▶ EXERCISE: Take the entries below and reproduce them word for word.
++++
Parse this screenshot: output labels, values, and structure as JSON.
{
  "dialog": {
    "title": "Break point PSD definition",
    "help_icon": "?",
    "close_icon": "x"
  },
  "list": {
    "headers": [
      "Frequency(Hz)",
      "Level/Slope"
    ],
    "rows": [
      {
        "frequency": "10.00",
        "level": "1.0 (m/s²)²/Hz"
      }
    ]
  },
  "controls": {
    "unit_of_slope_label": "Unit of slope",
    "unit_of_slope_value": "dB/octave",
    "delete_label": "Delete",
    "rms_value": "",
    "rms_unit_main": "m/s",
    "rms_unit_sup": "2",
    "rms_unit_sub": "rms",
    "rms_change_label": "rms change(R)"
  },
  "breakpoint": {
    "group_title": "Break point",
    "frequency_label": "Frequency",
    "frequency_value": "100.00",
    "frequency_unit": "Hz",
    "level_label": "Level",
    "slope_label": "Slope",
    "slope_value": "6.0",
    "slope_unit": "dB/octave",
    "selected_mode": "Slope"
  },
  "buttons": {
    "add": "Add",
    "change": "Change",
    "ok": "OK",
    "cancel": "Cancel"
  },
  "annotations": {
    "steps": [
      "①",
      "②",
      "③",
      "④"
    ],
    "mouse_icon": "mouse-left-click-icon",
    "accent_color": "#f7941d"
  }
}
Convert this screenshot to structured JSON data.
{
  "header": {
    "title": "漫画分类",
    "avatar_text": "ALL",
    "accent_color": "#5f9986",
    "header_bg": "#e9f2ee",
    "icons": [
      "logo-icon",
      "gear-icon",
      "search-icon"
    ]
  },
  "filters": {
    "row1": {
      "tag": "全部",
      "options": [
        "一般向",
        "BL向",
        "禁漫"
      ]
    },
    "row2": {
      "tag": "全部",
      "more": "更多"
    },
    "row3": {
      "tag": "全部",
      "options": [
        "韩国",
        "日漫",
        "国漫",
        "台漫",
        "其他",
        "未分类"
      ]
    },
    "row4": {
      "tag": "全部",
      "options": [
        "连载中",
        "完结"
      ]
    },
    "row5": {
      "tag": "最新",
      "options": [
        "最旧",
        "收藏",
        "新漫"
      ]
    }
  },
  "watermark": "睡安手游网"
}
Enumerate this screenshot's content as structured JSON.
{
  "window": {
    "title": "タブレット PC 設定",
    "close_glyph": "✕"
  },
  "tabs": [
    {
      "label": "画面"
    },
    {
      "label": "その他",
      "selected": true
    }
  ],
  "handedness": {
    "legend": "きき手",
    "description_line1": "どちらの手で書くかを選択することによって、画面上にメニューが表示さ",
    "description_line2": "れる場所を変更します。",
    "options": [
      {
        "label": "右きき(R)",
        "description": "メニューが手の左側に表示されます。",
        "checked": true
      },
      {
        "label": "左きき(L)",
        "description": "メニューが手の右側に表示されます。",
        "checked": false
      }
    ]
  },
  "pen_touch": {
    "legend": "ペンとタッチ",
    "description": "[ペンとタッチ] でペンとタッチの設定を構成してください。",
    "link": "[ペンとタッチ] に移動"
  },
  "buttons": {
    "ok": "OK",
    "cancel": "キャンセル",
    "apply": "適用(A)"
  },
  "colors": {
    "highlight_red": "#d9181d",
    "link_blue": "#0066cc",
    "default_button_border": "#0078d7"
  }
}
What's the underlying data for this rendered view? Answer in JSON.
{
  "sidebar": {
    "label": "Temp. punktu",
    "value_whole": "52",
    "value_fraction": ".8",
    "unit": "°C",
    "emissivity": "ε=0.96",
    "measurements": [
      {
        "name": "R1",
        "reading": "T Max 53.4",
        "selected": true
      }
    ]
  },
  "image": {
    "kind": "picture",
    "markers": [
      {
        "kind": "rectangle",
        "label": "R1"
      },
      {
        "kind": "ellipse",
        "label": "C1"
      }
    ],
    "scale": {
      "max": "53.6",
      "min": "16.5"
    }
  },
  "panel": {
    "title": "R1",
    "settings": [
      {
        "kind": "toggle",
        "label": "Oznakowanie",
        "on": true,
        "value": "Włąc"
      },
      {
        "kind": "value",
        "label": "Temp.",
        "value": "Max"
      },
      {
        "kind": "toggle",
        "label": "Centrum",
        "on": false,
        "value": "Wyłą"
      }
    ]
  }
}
++++
▶ WORKED SOLUTION:
Parse this screenshot: output labels, values, and structure as JSON.
{
  "dialog": {
    "title": "Break point PSD definition",
    "help_icon": "?",
    "close_icon": "x"
  },
  "list": {
    "headers": [
      "Frequency(Hz)",
      "Level/Slope"
    ],
    "rows": [
      {
        "frequency": "10.00",
        "level": "1.0 (m/s²)²/Hz"
      }
    ]
  },
  "controls": {
    "unit_of_slope_label": "Unit of slope",
    "unit_of_slope_value": "dB/octave",
    "delete_label": "Delete",
    "rms_value": "",
    "rms_unit_main": "m/s",
    "rms_unit_sup": "2",
    "rms_unit_sub": "rms",
    "rms_change_label": "rms change(R)"
  },
  "breakpoint": {
    "group_title": "Break point",
    "frequency_label": "Frequency",
    "frequency_value": "100.00",
    "frequency_unit": "Hz",
    "level_label": "Level",
    "slope_label": "Slope",
    "slope_value": "6.0",
    "slope_unit": "dB/octave",
    "selected_mode": "Slope"
  },
  "buttons": {
    "add": "Add",
    "change": "Change",
    "ok": "OK",
    "cancel": "Cancel"
  },
  "annotations": {
    "steps": [
      "①",
      "②",
      "③",
      "④"
    ],
    "mouse_icon": "mouse-left-click-icon",
    "accent_color": "#f7941d"
  }
}
Convert this screenshot to structured JSON data.
{
  "header": {
    "title": "漫画分类",
    "avatar_text": "ALL",
    "accent_color": "#5f9986",
    "header_bg": "#e9f2ee",
    "icons": [
      "logo-icon",
      "gear-icon",
      "search-icon"
    ]
  },
  "filters": {
    "row1": {
      "tag": "全部",
      "options": [
        "一般向",
        "BL向",
        "禁漫"
      ]
    },
    "row2": {
      "tag": "全部",
      "more": "更多"
    },
    "row3": {
      "tag": "全部",
      "options": [
        "韩国",
        "日漫",
        "国漫",
        "台漫",
        "其他",
        "未分类"
      ]
    },
    "row4": {
      "tag": "全部",
      "options": [
        "连载中",
        "完结"
      ]
    },
    "row5": {
      "tag": "最新",
      "options": [
        "最旧",
        "收藏",
        "新漫"
      ]
    }
  },
  "watermark": "睡安手游网"
}
Enumerate this screenshot's content as structured JSON.
{
  "window": {
    "title": "タブレット PC 設定",
    "close_glyph": "✕"
  },
  "tabs": [
    {
      "label": "画面"
    },
    {
      "label": "その他",
      "selected": true
    }
  ],
  "handedness": {
    "legend": "きき手",
    "description_line1": "どちらの手で書くかを選択することによって、画面上にメニューが表示さ",
    "description_line2": "れる場所を変更します。",
    "options": [
      {
        "label": "右きき(R)",
        "description": "メニューが手の左側に表示されます。",
        "checked": true
      },
      {
        "label": "左きき(L)",
        "description": "メニューが手の右側に表示されます。",
        "checked": false
      }
    ]
  },
  "pen_touch": {
    "legend": "ペンとタッチ",
    "description": "[ペンとタッチ] でペンとタッチの設定を構成してください。",
    "link": "[ペンとタッチ] に移動"
  },
  "buttons": {
    "ok": "OK",
    "cancel": "キャンセル",
    "apply": "適用(A)"
  },
  "colors": {
    "highlight_red": "#d9181d",
    "link_blue": "#0066cc",
    "default_button_border": "#0078d7"
  }
}
What's the underlying data for this rendered view? Answer in JSON.
{
  "sidebar": {
    "label": "Temp. punktu",
    "value_whole": "52",
    "value_fraction": ".8",
    "unit": "°C",
    "emissivity": "ε=0.96",
    "measurements": [
      {
        "name": "R1",
        "reading": "T Max 53.4",
        "selected": true
      }
    ]
  },
  "image": {
    "kind": "picture",
    "markers": [
      {
        "kind": "rectangle",
        "label": "R1"
      },
      {
        "kind": "ellipse",
        "label": "C1"
      }
    ],
    "scale": {
      "max": "53.6",
      "min": "16.5"
    }
  },
  "panel": {
    "title": "R1",
    "settings": [
      {
        "kind": "toggle",
        "label": "Oznakowanie",
        "on": true,
        "value": "Włąc"
      },
      {
        "kind": "value",
        "label": "Temp.",
        "value": "Max"
      },
      {
        "kind": "toggle",
        "label": "Centrum",
        "on": false,
        "value": "Wyłą"
      }
    ]
  }
}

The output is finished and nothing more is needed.